**DATASET RECORDS**

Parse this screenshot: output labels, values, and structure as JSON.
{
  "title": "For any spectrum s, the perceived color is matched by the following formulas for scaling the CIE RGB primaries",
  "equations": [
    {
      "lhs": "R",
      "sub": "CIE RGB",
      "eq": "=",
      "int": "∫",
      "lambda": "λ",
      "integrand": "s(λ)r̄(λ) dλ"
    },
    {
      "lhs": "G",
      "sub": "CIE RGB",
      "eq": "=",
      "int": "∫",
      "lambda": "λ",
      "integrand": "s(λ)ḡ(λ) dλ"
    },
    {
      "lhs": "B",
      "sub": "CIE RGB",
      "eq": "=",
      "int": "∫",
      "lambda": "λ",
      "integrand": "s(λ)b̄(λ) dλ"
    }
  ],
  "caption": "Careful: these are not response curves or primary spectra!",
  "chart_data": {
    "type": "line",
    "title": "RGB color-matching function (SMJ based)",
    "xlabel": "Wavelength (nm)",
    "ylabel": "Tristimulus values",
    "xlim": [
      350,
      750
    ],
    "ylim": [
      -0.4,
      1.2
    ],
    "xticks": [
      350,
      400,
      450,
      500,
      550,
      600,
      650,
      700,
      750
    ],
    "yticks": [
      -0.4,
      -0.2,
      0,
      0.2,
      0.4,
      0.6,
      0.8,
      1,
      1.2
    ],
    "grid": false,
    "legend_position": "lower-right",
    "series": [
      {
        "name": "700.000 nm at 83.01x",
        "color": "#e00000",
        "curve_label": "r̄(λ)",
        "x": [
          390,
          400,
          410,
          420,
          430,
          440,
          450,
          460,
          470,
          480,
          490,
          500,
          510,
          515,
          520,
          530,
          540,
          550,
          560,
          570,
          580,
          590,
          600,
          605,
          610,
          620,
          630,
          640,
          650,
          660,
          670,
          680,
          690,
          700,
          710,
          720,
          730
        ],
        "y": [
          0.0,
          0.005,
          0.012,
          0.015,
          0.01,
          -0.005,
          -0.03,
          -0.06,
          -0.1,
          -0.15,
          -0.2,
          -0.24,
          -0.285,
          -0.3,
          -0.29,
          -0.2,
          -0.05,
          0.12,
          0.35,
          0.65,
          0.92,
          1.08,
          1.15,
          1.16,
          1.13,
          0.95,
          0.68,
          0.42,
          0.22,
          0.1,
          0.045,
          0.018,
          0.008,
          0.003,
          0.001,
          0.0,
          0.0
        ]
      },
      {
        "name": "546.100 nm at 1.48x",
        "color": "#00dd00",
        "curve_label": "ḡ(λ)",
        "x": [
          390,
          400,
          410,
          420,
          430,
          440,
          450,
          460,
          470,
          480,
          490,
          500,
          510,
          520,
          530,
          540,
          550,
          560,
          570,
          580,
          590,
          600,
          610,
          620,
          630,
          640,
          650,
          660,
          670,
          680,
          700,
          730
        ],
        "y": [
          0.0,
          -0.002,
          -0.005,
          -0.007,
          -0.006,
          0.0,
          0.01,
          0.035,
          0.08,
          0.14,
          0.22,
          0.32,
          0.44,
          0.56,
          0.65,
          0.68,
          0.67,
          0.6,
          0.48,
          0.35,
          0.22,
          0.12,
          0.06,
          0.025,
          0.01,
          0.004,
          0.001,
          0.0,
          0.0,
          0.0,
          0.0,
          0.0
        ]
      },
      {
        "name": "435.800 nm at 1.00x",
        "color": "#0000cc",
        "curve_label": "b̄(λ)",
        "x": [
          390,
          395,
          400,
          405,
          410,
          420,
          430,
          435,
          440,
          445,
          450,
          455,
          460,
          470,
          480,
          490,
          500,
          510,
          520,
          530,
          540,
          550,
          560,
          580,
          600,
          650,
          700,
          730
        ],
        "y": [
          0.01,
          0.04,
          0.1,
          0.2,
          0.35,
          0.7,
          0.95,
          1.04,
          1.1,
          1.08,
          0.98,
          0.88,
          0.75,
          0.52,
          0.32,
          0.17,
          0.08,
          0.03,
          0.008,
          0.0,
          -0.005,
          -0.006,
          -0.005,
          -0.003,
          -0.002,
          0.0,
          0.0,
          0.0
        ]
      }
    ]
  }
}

**WRITTEN INSTRUCTION**
Go through the records above and set each one down exactly, please.

**ANSWER TO THIS TASK**
Parse this screenshot: output labels, values, and structure as JSON.
{
  "title": "For any spectrum s, the perceived color is matched by the following formulas for scaling the CIE RGB primaries",
  "equations": [
    {
      "lhs": "R",
      "sub": "CIE RGB",
      "eq": "=",
      "int": "∫",
      "lambda": "λ",
      "integrand": "s(λ)r̄(λ) dλ"
    },
    {
      "lhs": "G",
      "sub": "CIE RGB",
      "eq": "=",
      "int": "∫",
      "lambda": "λ",
      "integrand": "s(λ)ḡ(λ) dλ"
    },
    {
      "lhs": "B",
      "sub": "CIE RGB",
      "eq": "=",
      "int": "∫",
      "lambda": "λ",
      "integrand": "s(λ)b̄(λ) dλ"
    }
  ],
  "caption": "Careful: these are not response curves or primary spectra!",
  "chart_data": {
    "type": "line",
    "title": "RGB color-matching function (SMJ based)",
    "xlabel": "Wavelength (nm)",
    "ylabel": "Tristimulus values",
    "xlim": [
      350,
      750
    ],
    "ylim": [
      -0.4,
      1.2
    ],
    "xticks": [
      350,
      400,
      450,
      500,
      550,
      600,
      650,
      700,
      750
    ],
    "yticks": [
      -0.4,
      -0.2,
      0,
      0.2,
      0.4,
      0.6,
      0.8,
      1,
      1.2
    ],
    "grid": false,
    "legend_position": "lower-right",
    "series": [
      {
        "name": "700.000 nm at 83.01x",
        "color": "#e00000",
        "curve_label": "r̄(λ)",
        "x": [
          390,
          400,
          410,
          420,
          430,
          440,
          450,
          460,
          470,
          480,
          490,
          500,
          510,
          515,
          520,
          530,
          540,
          550,
          560,
          570,
          580,
          590,
          600,
          605,
          610,
          620,
          630,
          640,
          650,
          660,
          670,
          680,
          690,
          700,
          710,
          720,
          730
        ],
        "y": [
          0.0,
          0.005,
          0.012,
          0.015,
          0.01,
          -0.005,
          -0.03,
          -0.06,
          -0.1,
          -0.15,
          -0.2,
          -0.24,
          -0.285,
          -0.3,
          -0.29,
          -0.2,
          -0.05,
          0.12,
          0.35,
          0.65,
          0.92,
          1.08,
          1.15,
          1.16,
          1.13,
          0.95,
          0.68,
          0.42,
          0.22,
          0.1,
          0.045,
          0.018,
          0.008,
          0.003,
          0.001,
          0.0,
          0.0
        ]
      },
      {
        "name": "546.100 nm at 1.48x",
        "color": "#00dd00",
        "curve_label": "ḡ(λ)",
        "x": [
          390,
          400,
          410,
          420,
          430,
          440,
          450,
          460,
          470,
          480,
          490,
          500,
          510,
          520,
          530,
          540,
          550,
          560,
          570,
          580,
          590,
          600,
          610,
          620,
          630,
          640,
          650,
          660,
          670,
          680,
          700,
          730
        ],
        "y": [
          0.0,
          -0.002,
          -0.005,
          -0.007,
          -0.006,
          0.0,
          0.01,
          0.035,
          0.08,
          0.14,
          0.22,
          0.32,
          0.44,
          0.56,
          0.65,
          0.68,
          0.67,
          0.6,
          0.48,
          0.35,
          0.22,
          0.12,
          0.06,
          0.025,
          0.01,
          0.004,
          0.001,
          0.0,
          0.0,
          0.0,
          0.0,
          0.0
        ]
      },
      {
        "name": "435.800 nm at 1.00x",
        "color": "#0000cc",
        "curve_label": "b̄(λ)",
        "x": [
          390,
          395,
          400,
          405,
          410,
          420,
          430,
          435,
          440,
          445,
          450,
          455,
          460,
          470,
          480,
          490,
          500,
          510,
          520,
          530,
          540,
          550,
          560,
          580,
          600,
          650,
          700,
          730
        ],
        "y": [
          0.01,
          0.04,
          0.1,
          0.2,
          0.35,
          0.7,
          0.95,
          1.04,
          1.1,
          1.08,
          0.98,
          0.88,
          0.75,
          0.52,
          0.32,
          0.17,
          0.08,
          0.03,
          0.008,
          0.0,
          -0.005,
          -0.006,
          -0.005,
          -0.003,
          -0.002,
          0.0,
          0.0,
          0.0
        ]
      }
    ]
  }
}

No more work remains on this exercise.